Goal: Quote the whole listing word for word. Do not include the pictures.

Exercise material:
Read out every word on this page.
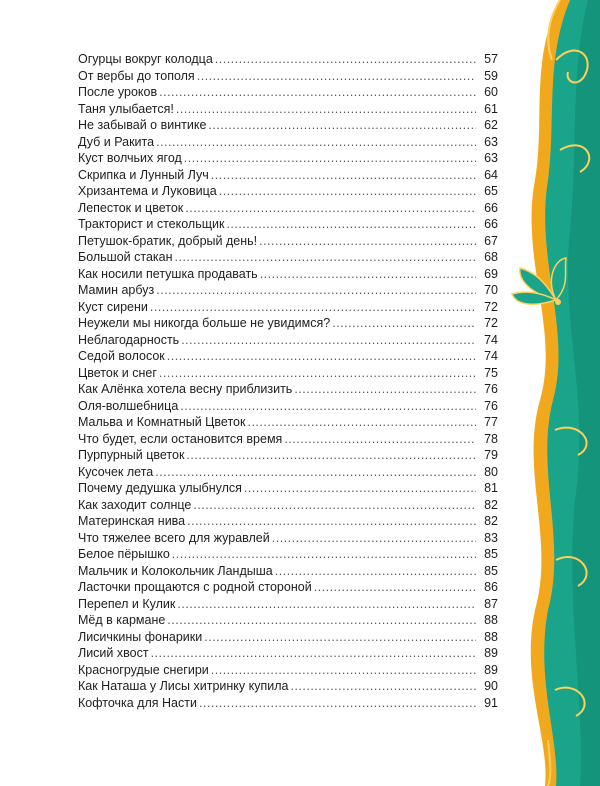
Огурцы вокруг колодца .....	57
От вербы до тополя .....	59
После уроков .....	60
Таня улыбается! .....	61
Не забывай о винтике .....	62
Дуб и Ракита .....	63
Куст волчьих ягод .....	63
Скрипка и Лунный Луч .....	64
Хризантема и Луковица .....	65
Лепесток и цветок .....	66
Тракторист и стекольщик .....	66
Петушок-братик, добрый день! .....	67
Большой стакан .....	68
Как носили петушка продавать .....	69
Мамин арбуз .....	70
Куст сирени .....	72
Неужели мы никогда больше не увидимся? .....	72
Неблагодарность .....	74
Седой волосок .....	74
Цветок и снег .....	75
Как Алёнка хотела весну приблизить .....	76
Оля-волшебница .....	76
Мальва и Комнатный Цветок .....	77
Что будет, если остановится время .....	78
Пурпурный цветок .....	79
Кусочек лета .....	80
Почему дедушка улыбнулся .....	81
Как заходит солнце .....	82
Материнская нива .....	82
Что тяжелее всего для журавлей .....	83
Белое пёрышко .....	85
Мальчик и Колокольчик Ландыша .....	85
Ласточки прощаются с родной стороной .....	86
Перепел и Кулик .....	87
Мёд в кармане .....	88
Лисичкины фонарики .....	88
Лисий хвост .....	89
Красногрудые снегири .....	89
Как Наташа у Лисы хитринку купила .....	90
Кофточка для Насти .....	91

Solution to the problem:
Read out every word on this page.
Огурцы вокруг колодца .....	57
От вербы до тополя .....	59
После уроков .....	60
Таня улыбается! .....	61
Не забывай о винтике .....	62
Дуб и Ракита .....	63
Куст волчьих ягод .....	63
Скрипка и Лунный Луч .....	64
Хризантема и Луковица .....	65
Лепесток и цветок .....	66
Тракторист и стекольщик .....	66
Петушок-братик, добрый день! .....	67
Большой стакан .....	68
Как носили петушка продавать .....	69
Мамин арбуз .....	70
Куст сирени .....	72
Неужели мы никогда больше не увидимся? .....	72
Неблагодарность .....	74
Седой волосок .....	74
Цветок и снег .....	75
Как Алёнка хотела весну приблизить .....	76
Оля-волшебница .....	76
Мальва и Комнатный Цветок .....	77
Что будет, если остановится время .....	78
Пурпурный цветок .....	79
Кусочек лета .....	80
Почему дедушка улыбнулся .....	81
Как заходит солнце .....	82
Материнская нива .....	82
Что тяжелее всего для журавлей .....	83
Белое пёрышко .....	85
Мальчик и Колокольчик Ландыша .....	85
Ласточки прощаются с родной стороной .....	86
Перепел и Кулик .....	87
Мёд в кармане .....	88
Лисичкины фонарики .....	88
Лисий хвост .....	89
Красногрудые снегири .....	89
Как Наташа у Лисы хитринку купила .....	90
Кофточка для Насти .....	91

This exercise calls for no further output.